Scan the entries below for the word "title". Copy each line that has it.

____

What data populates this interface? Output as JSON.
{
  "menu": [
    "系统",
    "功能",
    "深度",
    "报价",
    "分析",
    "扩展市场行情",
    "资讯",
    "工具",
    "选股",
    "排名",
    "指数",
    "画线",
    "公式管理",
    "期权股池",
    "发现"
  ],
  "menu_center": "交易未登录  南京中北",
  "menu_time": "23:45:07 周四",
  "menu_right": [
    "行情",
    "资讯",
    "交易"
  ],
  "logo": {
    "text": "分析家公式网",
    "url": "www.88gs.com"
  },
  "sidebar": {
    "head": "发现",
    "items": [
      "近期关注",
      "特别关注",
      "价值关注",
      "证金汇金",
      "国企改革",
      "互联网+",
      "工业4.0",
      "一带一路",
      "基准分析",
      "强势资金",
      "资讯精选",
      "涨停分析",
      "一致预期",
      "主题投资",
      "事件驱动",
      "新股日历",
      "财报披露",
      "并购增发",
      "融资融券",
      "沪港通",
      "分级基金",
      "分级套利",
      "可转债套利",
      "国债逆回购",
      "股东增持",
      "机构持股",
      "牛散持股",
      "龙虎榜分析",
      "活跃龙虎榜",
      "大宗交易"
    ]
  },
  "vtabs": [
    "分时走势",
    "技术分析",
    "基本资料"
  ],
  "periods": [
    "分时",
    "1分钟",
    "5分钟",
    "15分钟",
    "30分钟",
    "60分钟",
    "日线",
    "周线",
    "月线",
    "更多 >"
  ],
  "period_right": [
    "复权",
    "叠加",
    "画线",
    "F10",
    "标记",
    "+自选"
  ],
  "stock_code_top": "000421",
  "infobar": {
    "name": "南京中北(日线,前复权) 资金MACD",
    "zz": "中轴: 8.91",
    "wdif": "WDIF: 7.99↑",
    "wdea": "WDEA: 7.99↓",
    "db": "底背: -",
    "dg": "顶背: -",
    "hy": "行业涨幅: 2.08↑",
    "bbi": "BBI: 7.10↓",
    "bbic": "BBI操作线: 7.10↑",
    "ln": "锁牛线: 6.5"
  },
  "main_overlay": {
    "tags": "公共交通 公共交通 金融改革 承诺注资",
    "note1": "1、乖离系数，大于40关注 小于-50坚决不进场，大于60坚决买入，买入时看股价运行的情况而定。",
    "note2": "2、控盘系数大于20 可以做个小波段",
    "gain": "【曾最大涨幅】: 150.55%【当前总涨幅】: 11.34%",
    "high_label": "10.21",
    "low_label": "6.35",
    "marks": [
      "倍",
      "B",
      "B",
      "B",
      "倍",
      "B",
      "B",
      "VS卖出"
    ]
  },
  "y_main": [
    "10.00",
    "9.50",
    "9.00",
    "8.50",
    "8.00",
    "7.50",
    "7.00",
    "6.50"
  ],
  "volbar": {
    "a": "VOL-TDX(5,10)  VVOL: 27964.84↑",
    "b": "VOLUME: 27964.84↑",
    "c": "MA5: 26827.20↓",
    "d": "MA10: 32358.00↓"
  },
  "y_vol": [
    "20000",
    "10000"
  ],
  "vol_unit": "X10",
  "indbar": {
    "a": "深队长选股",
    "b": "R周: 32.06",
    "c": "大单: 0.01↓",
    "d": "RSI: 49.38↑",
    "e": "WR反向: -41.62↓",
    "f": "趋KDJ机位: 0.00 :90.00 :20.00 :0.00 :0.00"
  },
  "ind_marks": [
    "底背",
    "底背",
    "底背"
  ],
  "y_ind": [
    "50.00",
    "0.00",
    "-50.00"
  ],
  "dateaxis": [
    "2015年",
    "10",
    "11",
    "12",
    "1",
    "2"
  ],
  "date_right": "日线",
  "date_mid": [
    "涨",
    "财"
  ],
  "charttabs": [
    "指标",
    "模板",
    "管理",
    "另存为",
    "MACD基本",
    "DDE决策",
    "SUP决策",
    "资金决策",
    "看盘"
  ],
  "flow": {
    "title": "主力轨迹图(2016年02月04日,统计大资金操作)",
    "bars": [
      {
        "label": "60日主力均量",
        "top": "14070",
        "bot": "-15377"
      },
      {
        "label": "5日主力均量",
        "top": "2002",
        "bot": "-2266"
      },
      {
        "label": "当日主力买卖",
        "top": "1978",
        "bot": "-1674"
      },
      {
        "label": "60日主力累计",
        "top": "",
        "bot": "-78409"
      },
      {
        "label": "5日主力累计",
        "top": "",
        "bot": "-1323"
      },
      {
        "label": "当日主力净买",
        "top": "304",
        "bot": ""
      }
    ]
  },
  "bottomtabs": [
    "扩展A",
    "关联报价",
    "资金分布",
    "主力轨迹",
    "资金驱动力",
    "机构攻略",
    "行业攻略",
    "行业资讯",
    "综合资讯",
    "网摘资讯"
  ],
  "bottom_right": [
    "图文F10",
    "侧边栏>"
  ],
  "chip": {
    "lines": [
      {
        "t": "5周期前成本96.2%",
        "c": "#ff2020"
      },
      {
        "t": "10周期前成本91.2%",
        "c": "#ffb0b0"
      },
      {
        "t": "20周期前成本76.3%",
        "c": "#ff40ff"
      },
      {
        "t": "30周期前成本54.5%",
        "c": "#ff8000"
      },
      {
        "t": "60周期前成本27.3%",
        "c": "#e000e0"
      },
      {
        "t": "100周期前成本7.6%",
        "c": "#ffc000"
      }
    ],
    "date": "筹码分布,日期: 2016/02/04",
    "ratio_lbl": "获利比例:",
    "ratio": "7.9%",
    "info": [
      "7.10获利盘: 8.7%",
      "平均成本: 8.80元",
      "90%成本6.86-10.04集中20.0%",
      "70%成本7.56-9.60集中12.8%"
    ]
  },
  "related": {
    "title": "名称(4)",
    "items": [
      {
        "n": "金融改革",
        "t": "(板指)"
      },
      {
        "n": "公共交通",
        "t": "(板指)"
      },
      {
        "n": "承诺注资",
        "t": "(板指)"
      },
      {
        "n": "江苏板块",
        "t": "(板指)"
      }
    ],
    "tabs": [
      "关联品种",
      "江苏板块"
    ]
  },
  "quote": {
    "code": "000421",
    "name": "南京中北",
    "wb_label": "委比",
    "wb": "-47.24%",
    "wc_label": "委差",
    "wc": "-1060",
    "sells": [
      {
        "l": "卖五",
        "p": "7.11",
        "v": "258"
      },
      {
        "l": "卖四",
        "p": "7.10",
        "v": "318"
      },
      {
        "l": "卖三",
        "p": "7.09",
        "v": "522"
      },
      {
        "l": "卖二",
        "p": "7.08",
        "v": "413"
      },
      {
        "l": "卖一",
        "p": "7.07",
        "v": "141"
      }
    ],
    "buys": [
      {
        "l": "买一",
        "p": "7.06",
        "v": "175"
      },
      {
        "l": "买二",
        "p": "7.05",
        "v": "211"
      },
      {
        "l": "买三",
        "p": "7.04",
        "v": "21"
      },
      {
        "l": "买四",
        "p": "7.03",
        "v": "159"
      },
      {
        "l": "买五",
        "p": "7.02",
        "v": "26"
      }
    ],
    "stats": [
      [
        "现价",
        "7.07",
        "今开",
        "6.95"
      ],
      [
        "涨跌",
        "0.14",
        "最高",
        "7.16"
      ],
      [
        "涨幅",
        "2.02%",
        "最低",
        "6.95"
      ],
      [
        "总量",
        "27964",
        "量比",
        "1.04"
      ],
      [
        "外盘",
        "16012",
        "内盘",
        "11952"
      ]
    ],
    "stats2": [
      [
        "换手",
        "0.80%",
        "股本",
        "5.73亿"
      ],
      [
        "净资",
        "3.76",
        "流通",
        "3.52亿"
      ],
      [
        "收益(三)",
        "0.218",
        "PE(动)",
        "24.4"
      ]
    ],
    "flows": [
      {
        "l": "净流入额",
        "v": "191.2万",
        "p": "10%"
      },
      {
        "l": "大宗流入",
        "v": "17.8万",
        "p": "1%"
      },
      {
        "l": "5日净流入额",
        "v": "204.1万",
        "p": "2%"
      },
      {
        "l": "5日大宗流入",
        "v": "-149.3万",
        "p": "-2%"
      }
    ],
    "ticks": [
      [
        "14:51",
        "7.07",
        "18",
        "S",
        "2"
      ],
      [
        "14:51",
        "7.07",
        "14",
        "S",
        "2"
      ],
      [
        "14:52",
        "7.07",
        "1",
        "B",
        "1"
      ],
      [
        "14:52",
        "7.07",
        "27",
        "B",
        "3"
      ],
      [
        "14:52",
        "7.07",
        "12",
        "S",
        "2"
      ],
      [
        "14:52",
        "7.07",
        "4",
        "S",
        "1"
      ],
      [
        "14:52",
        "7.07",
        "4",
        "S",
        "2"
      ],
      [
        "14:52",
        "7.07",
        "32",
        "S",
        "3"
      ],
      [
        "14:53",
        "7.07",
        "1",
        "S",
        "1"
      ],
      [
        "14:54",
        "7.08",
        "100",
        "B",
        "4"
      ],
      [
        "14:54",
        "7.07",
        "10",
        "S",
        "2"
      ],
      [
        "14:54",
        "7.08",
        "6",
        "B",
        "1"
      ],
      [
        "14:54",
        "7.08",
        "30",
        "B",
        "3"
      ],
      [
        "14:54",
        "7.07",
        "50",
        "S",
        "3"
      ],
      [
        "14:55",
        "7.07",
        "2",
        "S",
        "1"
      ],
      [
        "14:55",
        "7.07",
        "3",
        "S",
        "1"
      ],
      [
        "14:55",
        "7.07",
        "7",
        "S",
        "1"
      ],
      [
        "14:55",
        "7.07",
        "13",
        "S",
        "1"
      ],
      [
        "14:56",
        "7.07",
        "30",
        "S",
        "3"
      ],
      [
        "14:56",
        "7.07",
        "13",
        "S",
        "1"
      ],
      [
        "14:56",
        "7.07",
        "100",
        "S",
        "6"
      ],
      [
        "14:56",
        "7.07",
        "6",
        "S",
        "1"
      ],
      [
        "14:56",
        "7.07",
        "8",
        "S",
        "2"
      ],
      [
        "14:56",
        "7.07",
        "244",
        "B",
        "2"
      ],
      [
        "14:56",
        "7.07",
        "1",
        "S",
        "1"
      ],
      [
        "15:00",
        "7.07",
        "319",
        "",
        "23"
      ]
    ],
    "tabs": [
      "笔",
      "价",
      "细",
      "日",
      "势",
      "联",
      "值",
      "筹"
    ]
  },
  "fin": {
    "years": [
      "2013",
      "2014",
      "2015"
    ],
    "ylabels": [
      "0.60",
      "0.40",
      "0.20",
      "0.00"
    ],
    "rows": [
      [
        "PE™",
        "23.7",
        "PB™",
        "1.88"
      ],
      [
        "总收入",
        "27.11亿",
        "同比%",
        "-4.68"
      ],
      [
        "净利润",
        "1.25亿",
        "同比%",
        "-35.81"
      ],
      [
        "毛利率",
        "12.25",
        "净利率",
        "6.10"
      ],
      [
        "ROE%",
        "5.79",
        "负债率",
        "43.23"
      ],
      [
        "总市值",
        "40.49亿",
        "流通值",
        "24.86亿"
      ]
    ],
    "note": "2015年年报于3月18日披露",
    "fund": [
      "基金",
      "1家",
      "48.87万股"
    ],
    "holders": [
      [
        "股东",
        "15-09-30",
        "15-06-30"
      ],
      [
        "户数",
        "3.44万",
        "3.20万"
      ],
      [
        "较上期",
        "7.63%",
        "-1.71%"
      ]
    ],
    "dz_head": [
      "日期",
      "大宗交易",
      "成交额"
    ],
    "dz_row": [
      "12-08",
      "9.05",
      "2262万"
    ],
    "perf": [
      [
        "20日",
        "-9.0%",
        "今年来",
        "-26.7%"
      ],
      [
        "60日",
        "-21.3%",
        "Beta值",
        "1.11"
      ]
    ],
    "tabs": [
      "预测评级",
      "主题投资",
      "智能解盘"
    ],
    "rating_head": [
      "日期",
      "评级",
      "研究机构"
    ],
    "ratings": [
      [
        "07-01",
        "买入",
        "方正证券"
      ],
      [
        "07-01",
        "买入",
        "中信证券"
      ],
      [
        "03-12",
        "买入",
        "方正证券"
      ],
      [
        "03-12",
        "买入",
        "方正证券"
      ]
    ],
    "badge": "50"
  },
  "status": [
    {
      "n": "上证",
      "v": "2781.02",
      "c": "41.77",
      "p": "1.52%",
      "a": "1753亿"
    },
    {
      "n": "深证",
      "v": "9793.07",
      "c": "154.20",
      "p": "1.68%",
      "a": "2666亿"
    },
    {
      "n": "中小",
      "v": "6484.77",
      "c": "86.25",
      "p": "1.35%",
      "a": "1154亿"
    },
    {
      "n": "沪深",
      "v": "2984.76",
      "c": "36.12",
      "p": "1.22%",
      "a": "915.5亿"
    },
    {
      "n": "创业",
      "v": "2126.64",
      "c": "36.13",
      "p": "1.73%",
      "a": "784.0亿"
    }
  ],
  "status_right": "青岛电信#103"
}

____

_Task output_
    "title": "主力轨迹图(2016年02月04日,统计大资金操作)",
    "title": "名称(4)",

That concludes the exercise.